## WORK TO BE COMPLETED:
Could you reproduce all of these records exactly?

## SUPPLIED MATERIAL:

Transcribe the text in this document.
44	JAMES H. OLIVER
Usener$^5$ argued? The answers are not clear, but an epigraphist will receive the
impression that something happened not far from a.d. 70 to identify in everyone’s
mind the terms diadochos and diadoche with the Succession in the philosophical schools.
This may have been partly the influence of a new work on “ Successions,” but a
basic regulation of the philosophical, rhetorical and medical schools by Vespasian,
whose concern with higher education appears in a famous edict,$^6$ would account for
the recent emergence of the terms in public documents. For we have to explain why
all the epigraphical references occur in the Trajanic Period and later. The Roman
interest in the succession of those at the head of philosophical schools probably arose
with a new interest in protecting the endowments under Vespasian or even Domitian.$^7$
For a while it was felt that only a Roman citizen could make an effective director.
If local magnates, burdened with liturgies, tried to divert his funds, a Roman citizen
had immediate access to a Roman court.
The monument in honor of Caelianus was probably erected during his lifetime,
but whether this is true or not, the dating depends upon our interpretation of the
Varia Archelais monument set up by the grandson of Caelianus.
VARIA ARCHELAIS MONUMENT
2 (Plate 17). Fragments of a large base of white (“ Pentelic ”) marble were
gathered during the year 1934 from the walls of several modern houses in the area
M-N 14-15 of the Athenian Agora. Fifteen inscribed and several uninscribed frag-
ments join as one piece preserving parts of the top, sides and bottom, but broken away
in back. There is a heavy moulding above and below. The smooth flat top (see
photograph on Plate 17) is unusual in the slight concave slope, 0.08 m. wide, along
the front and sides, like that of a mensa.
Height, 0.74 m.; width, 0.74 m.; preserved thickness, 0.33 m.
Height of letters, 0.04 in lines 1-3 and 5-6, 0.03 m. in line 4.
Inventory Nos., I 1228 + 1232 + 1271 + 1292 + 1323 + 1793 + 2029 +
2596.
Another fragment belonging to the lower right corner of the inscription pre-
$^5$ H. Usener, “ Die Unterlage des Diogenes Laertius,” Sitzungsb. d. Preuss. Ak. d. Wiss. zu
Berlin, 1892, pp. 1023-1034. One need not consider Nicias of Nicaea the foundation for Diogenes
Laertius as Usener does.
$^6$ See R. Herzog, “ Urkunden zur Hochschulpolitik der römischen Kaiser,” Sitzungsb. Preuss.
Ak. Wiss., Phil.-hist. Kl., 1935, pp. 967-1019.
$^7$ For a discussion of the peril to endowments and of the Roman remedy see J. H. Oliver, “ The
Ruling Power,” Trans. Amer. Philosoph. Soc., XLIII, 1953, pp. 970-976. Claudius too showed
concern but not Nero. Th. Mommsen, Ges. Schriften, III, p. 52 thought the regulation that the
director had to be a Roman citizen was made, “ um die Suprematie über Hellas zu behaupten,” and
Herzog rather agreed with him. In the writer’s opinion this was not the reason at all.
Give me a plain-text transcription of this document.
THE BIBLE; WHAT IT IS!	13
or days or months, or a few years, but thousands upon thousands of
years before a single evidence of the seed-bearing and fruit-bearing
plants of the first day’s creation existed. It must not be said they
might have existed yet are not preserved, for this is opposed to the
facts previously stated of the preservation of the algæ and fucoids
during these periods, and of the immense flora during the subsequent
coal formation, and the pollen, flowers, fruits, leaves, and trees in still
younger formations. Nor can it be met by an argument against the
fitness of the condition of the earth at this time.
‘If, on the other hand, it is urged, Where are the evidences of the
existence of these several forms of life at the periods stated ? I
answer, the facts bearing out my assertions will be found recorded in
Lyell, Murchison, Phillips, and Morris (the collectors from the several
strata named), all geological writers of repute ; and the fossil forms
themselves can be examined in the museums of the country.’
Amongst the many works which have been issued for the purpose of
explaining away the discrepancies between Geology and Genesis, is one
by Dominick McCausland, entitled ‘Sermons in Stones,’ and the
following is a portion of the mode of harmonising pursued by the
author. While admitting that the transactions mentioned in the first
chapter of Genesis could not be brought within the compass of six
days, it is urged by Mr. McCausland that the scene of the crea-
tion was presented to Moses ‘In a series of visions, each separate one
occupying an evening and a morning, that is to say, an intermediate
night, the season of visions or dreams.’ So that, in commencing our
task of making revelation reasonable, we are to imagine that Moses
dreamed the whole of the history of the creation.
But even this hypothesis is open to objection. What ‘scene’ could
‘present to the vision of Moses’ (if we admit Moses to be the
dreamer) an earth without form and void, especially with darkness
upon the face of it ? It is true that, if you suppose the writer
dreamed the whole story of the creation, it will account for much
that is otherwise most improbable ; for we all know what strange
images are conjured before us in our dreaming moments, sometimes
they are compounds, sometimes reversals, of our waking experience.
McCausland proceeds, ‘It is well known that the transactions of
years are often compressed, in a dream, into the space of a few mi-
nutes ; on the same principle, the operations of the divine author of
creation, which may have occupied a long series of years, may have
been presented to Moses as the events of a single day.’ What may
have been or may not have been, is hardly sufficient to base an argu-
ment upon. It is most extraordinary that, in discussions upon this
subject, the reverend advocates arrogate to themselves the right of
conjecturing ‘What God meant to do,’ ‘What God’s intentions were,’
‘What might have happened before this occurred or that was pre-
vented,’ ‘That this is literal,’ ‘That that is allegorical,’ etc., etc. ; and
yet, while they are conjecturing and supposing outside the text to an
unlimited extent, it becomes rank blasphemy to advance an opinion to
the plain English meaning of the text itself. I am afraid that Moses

## EXERCISE SOLUTION:
Transcribe the text in this document.
44	JAMES H. OLIVER
Usener$^5$ argued? The answers are not clear, but an epigraphist will receive the
impression that something happened not far from a.d. 70 to identify in everyone’s
mind the terms diadochos and diadoche with the Succession in the philosophical schools.
This may have been partly the influence of a new work on “ Successions,” but a
basic regulation of the philosophical, rhetorical and medical schools by Vespasian,
whose concern with higher education appears in a famous edict,$^6$ would account for
the recent emergence of the terms in public documents. For we have to explain why
all the epigraphical references occur in the Trajanic Period and later. The Roman
interest in the succession of those at the head of philosophical schools probably arose
with a new interest in protecting the endowments under Vespasian or even Domitian.$^7$
For a while it was felt that only a Roman citizen could make an effective director.
If local magnates, burdened with liturgies, tried to divert his funds, a Roman citizen
had immediate access to a Roman court.
The monument in honor of Caelianus was probably erected during his lifetime,
but whether this is true or not, the dating depends upon our interpretation of the
Varia Archelais monument set up by the grandson of Caelianus.
VARIA ARCHELAIS MONUMENT
2 (Plate 17). Fragments of a large base of white (“ Pentelic ”) marble were
gathered during the year 1934 from the walls of several modern houses in the area
M-N 14-15 of the Athenian Agora. Fifteen inscribed and several uninscribed frag-
ments join as one piece preserving parts of the top, sides and bottom, but broken away
in back. There is a heavy moulding above and below. The smooth flat top (see
photograph on Plate 17) is unusual in the slight concave slope, 0.08 m. wide, along
the front and sides, like that of a mensa.
Height, 0.74 m.; width, 0.74 m.; preserved thickness, 0.33 m.
Height of letters, 0.04 in lines 1-3 and 5-6, 0.03 m. in line 4.
Inventory Nos., I 1228 + 1232 + 1271 + 1292 + 1323 + 1793 + 2029 +
2596.
Another fragment belonging to the lower right corner of the inscription pre-
$^5$ H. Usener, “ Die Unterlage des Diogenes Laertius,” Sitzungsb. d. Preuss. Ak. d. Wiss. zu
Berlin, 1892, pp. 1023-1034. One need not consider Nicias of Nicaea the foundation for Diogenes
Laertius as Usener does.
$^6$ See R. Herzog, “ Urkunden zur Hochschulpolitik der römischen Kaiser,” Sitzungsb. Preuss.
Ak. Wiss., Phil.-hist. Kl., 1935, pp. 967-1019.
$^7$ For a discussion of the peril to endowments and of the Roman remedy see J. H. Oliver, “ The
Ruling Power,” Trans. Amer. Philosoph. Soc., XLIII, 1953, pp. 970-976. Claudius too showed
concern but not Nero. Th. Mommsen, Ges. Schriften, III, p. 52 thought the regulation that the
director had to be a Roman citizen was made, “ um die Suprematie über Hellas zu behaupten,” and
Herzog rather agreed with him. In the writer’s opinion this was not the reason at all.
Give me a plain-text transcription of this document.
THE BIBLE; WHAT IT IS!	13
or days or months, or a few years, but thousands upon thousands of
years before a single evidence of the seed-bearing and fruit-bearing
plants of the first day’s creation existed. It must not be said they
might have existed yet are not preserved, for this is opposed to the
facts previously stated of the preservation of the algæ and fucoids
during these periods, and of the immense flora during the subsequent
coal formation, and the pollen, flowers, fruits, leaves, and trees in still
younger formations. Nor can it be met by an argument against the
fitness of the condition of the earth at this time.
‘If, on the other hand, it is urged, Where are the evidences of the
existence of these several forms of life at the periods stated ? I
answer, the facts bearing out my assertions will be found recorded in
Lyell, Murchison, Phillips, and Morris (the collectors from the several
strata named), all geological writers of repute ; and the fossil forms
themselves can be examined in the museums of the country.’
Amongst the many works which have been issued for the purpose of
explaining away the discrepancies between Geology and Genesis, is one
by Dominick McCausland, entitled ‘Sermons in Stones,’ and the
following is a portion of the mode of harmonising pursued by the
author. While admitting that the transactions mentioned in the first
chapter of Genesis could not be brought within the compass of six
days, it is urged by Mr. McCausland that the scene of the crea-
tion was presented to Moses ‘In a series of visions, each separate one
occupying an evening and a morning, that is to say, an intermediate
night, the season of visions or dreams.’ So that, in commencing our
task of making revelation reasonable, we are to imagine that Moses
dreamed the whole of the history of the creation.
But even this hypothesis is open to objection. What ‘scene’ could
‘present to the vision of Moses’ (if we admit Moses to be the
dreamer) an earth without form and void, especially with darkness
upon the face of it ? It is true that, if you suppose the writer
dreamed the whole story of the creation, it will account for much
that is otherwise most improbable ; for we all know what strange
images are conjured before us in our dreaming moments, sometimes
they are compounds, sometimes reversals, of our waking experience.
McCausland proceeds, ‘It is well known that the transactions of
years are often compressed, in a dream, into the space of a few mi-
nutes ; on the same principle, the operations of the divine author of
creation, which may have occupied a long series of years, may have
been presented to Moses as the events of a single day.’ What may
have been or may not have been, is hardly sufficient to base an argu-
ment upon. It is most extraordinary that, in discussions upon this
subject, the reverend advocates arrogate to themselves the right of
conjecturing ‘What God meant to do,’ ‘What God’s intentions were,’
‘What might have happened before this occurred or that was pre-
vented,’ ‘That this is literal,’ ‘That that is allegorical,’ etc., etc. ; and
yet, while they are conjecturing and supposing outside the text to an
unlimited extent, it becomes rank blasphemy to advance an opinion to
the plain English meaning of the text itself. I am afraid that Moses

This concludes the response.